(Work to complete):
Shorten the paragraph of the trainer-riding passage that begins "Kick me outside," keeping its main facts.

(Document text):
Sadly, with an office that's far enough away to make me miss meetings if I leave after 7:45, it's hard to justify waiting with my kids for the school bus and then riding. But it's also hard to disappear for an hour or two before the drop-off for an outdoor ride thanks to darkness -- which, sadly, is not accompanied by less traffic.
That leaves the trainer, which I can realistically tolerate for no more than an hour on most days and have never succeeded in spending more than 2 hours on in a go.
Kick me outside, and a 2-hour ride feels decent, a 1-hour ride feels like I've barely started. On a trainer, 45 minutes leaves me mildly bored and staring at the clock; at 2 hours I'm pretty much leaping off the bike to end the ride. The sacrifices need to be made, though: getting out of cycling shape is pretty easy, and the trainer offers the only viable alternative in the wee hours where I can ride and, if needed, watch the kids. (The bike trailer may seem like an option, but by the time the kids are up and ready to get in it, any traffic-filled rides that might be done with children in tow are perilous at best.)
The biggest issues I have with the trainer are:
1. Excessive heat -- Houses are warm, which means it's always a 70F ride. Remove any airflow and the ride is never particularly comfortable.
2. Boredom -- There's not much to look at in a house. You can only think about cleaning the cobwebs from the corner so many times; you can only consider all the ways that a small piece of a toy ended up under the couch for so long; you can only watch so many Netflix offerings in a go (also, auto-play kicks out after 2 episodes, which confines rides to "hour-long" shows and movies).

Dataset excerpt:
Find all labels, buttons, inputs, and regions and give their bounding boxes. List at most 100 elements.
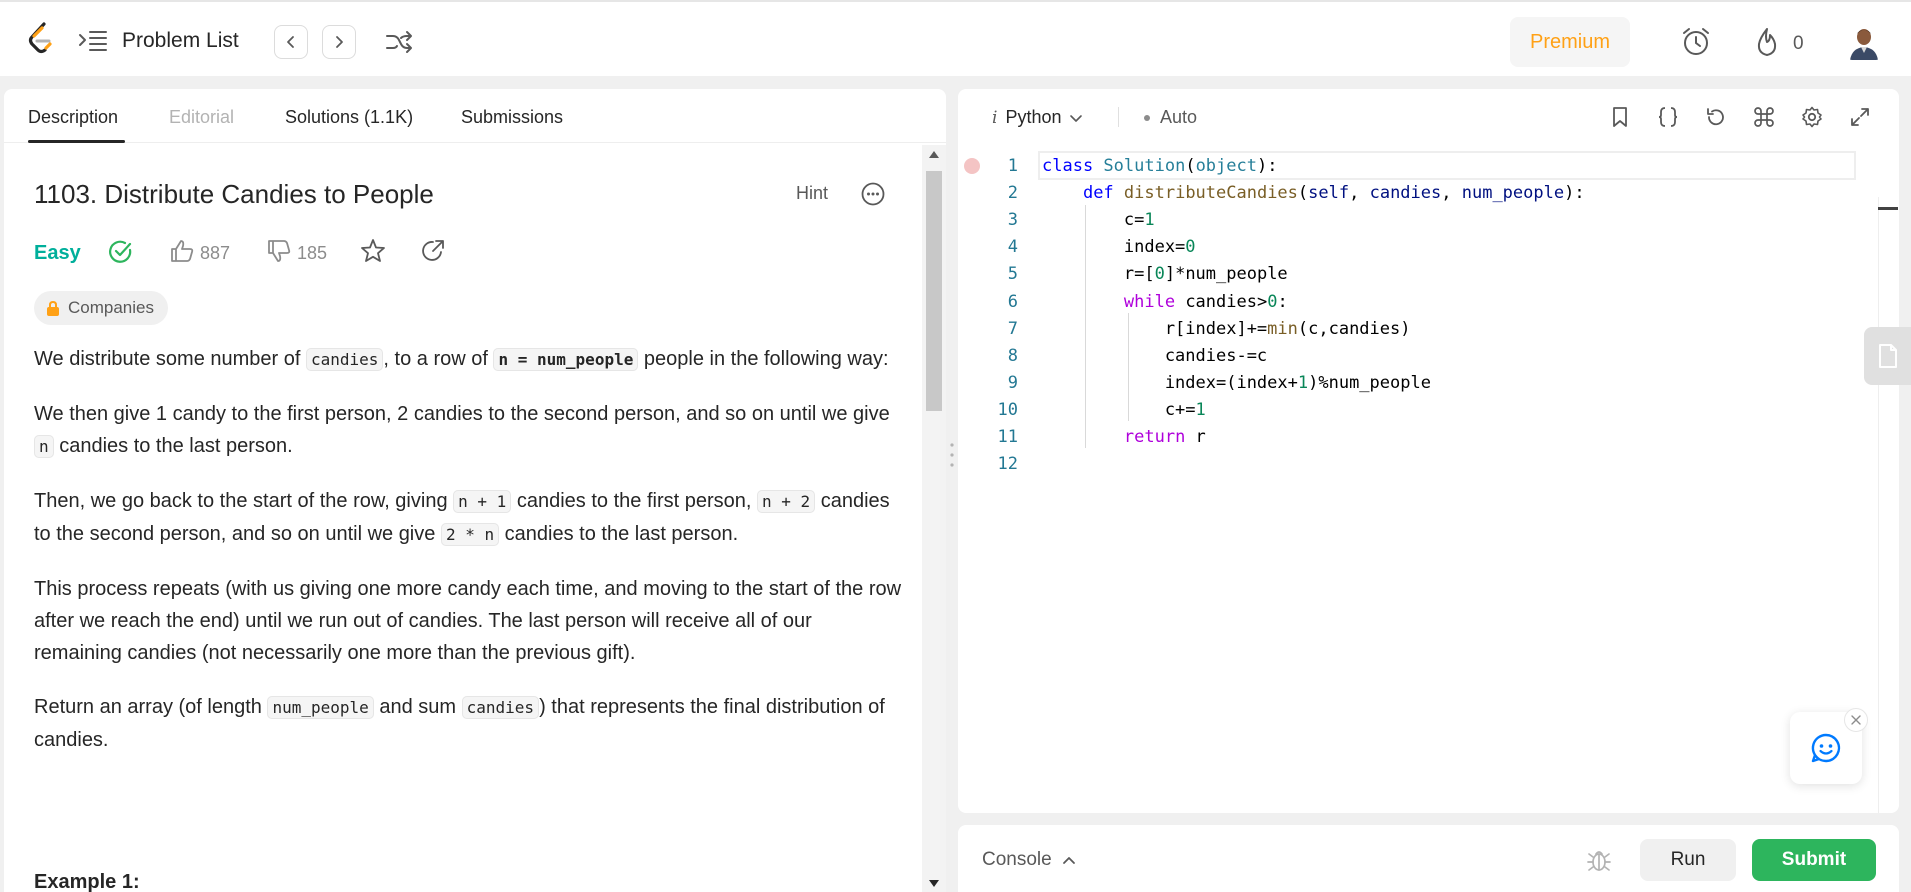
line-number: 10 — [997, 399, 1018, 420]
line-number: 6 — [1007, 291, 1018, 312]
lock-icon — [47, 300, 59, 316]
streak-count: 0 — [1793, 33, 1804, 54]
code-line[interactable]: 3 c=1 — [958, 207, 1899, 234]
code-text: def distributeCandies(self, candies, num… — [1082, 183, 1585, 204]
fullscreen-expand-icon[interactable] — [1848, 105, 1872, 129]
run-button[interactable]: Run — [1640, 839, 1736, 881]
line-number: 9 — [1007, 372, 1018, 393]
dislike-count: 185 — [297, 243, 328, 263]
alarm-clock-icon[interactable] — [1680, 26, 1712, 58]
code-line[interactable]: 4 index=0 — [958, 234, 1899, 261]
inline-code: num_people — [267, 696, 374, 719]
description-content: 1103. Distribute Candies to People Hint … — [4, 143, 922, 892]
problem-description: We distribute some number of candies, to… — [34, 343, 904, 778]
thumbs-up-icon[interactable] — [169, 238, 195, 264]
code-editor-panel: i Python Auto 1 class Solution(object): … — [958, 89, 1899, 813]
problem-title: 1103. Distribute Candies to People — [34, 179, 434, 209]
top-navbar: Problem List Premium 0 — [0, 0, 1911, 76]
code-line[interactable]: 11 return r — [958, 424, 1899, 451]
language-prefix: i — [992, 107, 998, 128]
chevron-up-icon — [1062, 857, 1075, 864]
description-panel: Description Editorial Solutions (1.1K) S… — [4, 89, 946, 892]
premium-button[interactable]: Premium — [1510, 17, 1630, 67]
code-text: c=1 — [1042, 210, 1155, 231]
user-avatar[interactable] — [1848, 24, 1880, 60]
code-line[interactable]: 10 c+=1 — [958, 397, 1899, 424]
code-line[interactable]: 5 r=[0]*num_people — [958, 261, 1899, 288]
scroll-down-arrow-icon[interactable] — [928, 879, 940, 889]
companies-tag[interactable]: Companies — [34, 291, 168, 325]
code-line[interactable]: 7 r[index]+=min(c,candies) — [958, 316, 1899, 343]
tab-submissions[interactable]: Submissions — [461, 107, 563, 128]
code-line[interactable]: 1 class Solution(object): — [958, 153, 1899, 180]
console-bar: Console Run Submit — [958, 825, 1899, 892]
line-number: 4 — [1007, 237, 1018, 258]
line-number: 11 — [997, 427, 1018, 447]
share-icon[interactable] — [420, 238, 446, 264]
next-problem-button[interactable] — [322, 25, 356, 59]
scroll-up-arrow-icon[interactable] — [928, 149, 940, 159]
document-icon — [1878, 344, 1897, 368]
leetcode-logo-icon[interactable] — [26, 22, 56, 56]
language-selector[interactable]: i Python — [992, 107, 1083, 128]
inline-code: candies — [461, 696, 540, 719]
code-line[interactable]: 12 — [958, 451, 1899, 478]
code-text: r[index]+=min(c,candies) — [1042, 318, 1411, 339]
mode-label: Auto — [1160, 107, 1198, 127]
inline-code: candies — [305, 348, 384, 371]
code-text: candies-=c — [1042, 345, 1268, 366]
code-line[interactable]: 9 index=(index+1)%num_people — [958, 370, 1899, 397]
format-braces-icon[interactable] — [1656, 105, 1680, 129]
code-text: while candies>0: — [1123, 291, 1288, 312]
editor-toolbar: i Python Auto — [958, 89, 1899, 143]
chat-smile-icon — [1811, 733, 1841, 763]
like-count: 887 — [200, 243, 231, 263]
description-paragraph: Return an array (of length num_people an… — [34, 696, 885, 751]
code-text: return r — [1123, 427, 1206, 447]
line-number: 12 — [997, 454, 1018, 475]
description-paragraph: This process repeats (with us giving one… — [34, 578, 902, 664]
shuffle-icon[interactable] — [384, 28, 414, 56]
problem-list-icon[interactable] — [78, 29, 108, 53]
code-line[interactable]: 2 def distributeCandies(self, candies, n… — [958, 180, 1899, 207]
scroll-thumb[interactable] — [926, 171, 942, 411]
auto-mode-toggle[interactable]: Auto — [1144, 107, 1197, 128]
code-text: r=[0]*num_people — [1042, 264, 1288, 285]
command-shortcuts-icon[interactable] — [1752, 105, 1776, 129]
more-options-icon[interactable] — [860, 181, 886, 207]
inline-code: n = num_people — [493, 348, 639, 371]
tab-solutions[interactable]: Solutions (1.1K) — [285, 107, 413, 128]
status-dot — [1144, 114, 1150, 121]
code-line[interactable]: 8 candies-=c — [958, 343, 1899, 370]
hint-button[interactable]: Hint — [796, 183, 828, 204]
line-number: 8 — [1007, 345, 1018, 366]
description-scrollbar[interactable] — [922, 145, 946, 892]
difficulty-badge: Easy — [34, 242, 81, 264]
problem-list-link[interactable]: Problem List — [122, 29, 239, 53]
chevron-down-icon — [1070, 114, 1083, 122]
close-chat-button[interactable] — [1844, 708, 1868, 732]
panel-resize-handle[interactable] — [949, 440, 955, 470]
code-line[interactable]: 6 while candies>0: — [958, 289, 1899, 316]
solved-check-icon — [109, 240, 132, 263]
tab-editorial[interactable]: Editorial — [169, 107, 234, 128]
settings-gear-icon[interactable] — [1800, 105, 1824, 129]
code-text: c+=1 — [1042, 399, 1206, 420]
code-text: index=(index+1)%num_people — [1042, 372, 1431, 393]
thumbs-down-icon[interactable] — [266, 238, 292, 264]
side-panel-tab[interactable] — [1864, 327, 1911, 385]
bookmark-icon[interactable] — [1608, 105, 1632, 129]
code-area[interactable]: 1 class Solution(object): 2 def distribute… — [958, 143, 1899, 813]
streak-flame-icon[interactable] — [1752, 26, 1782, 58]
line-number: 5 — [1007, 264, 1018, 285]
inline-code: n + 2 — [756, 490, 816, 513]
inline-code: n + 1 — [453, 490, 512, 513]
console-toggle[interactable]: Console — [982, 849, 1076, 871]
debug-bug-icon[interactable] — [1586, 847, 1612, 873]
console-label: Console — [982, 849, 1052, 870]
prev-problem-button[interactable] — [274, 25, 308, 59]
submit-button[interactable]: Submit — [1752, 839, 1876, 881]
star-icon[interactable] — [360, 238, 386, 264]
reset-code-icon[interactable] — [1704, 105, 1728, 129]
tab-description[interactable]: Description — [28, 107, 118, 128]
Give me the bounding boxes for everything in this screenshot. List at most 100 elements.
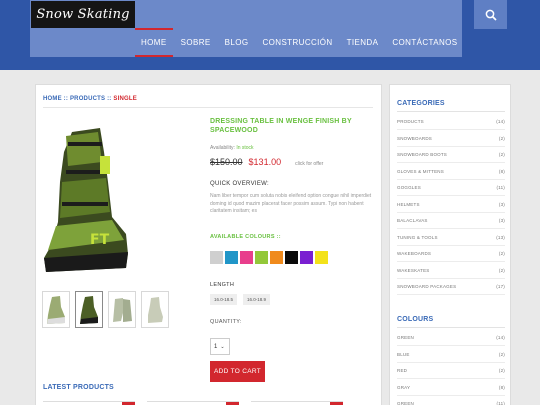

(The reply):
Outdoors, a 2-hour ride feels decent and a 1-hour ride barely feels started. On a trainer, 45 minutes brings mild boredom and clock-watching, and by 2 hours I'm eager to jump off. Still, it's worth it: losing cycling shape is easy, and in the early hours the trainer is the only workable way to ride while still being able to watch the kids. A bike trailer doesn't help, since by the time the kids are ready, riding in traffic with them would be perilous at best.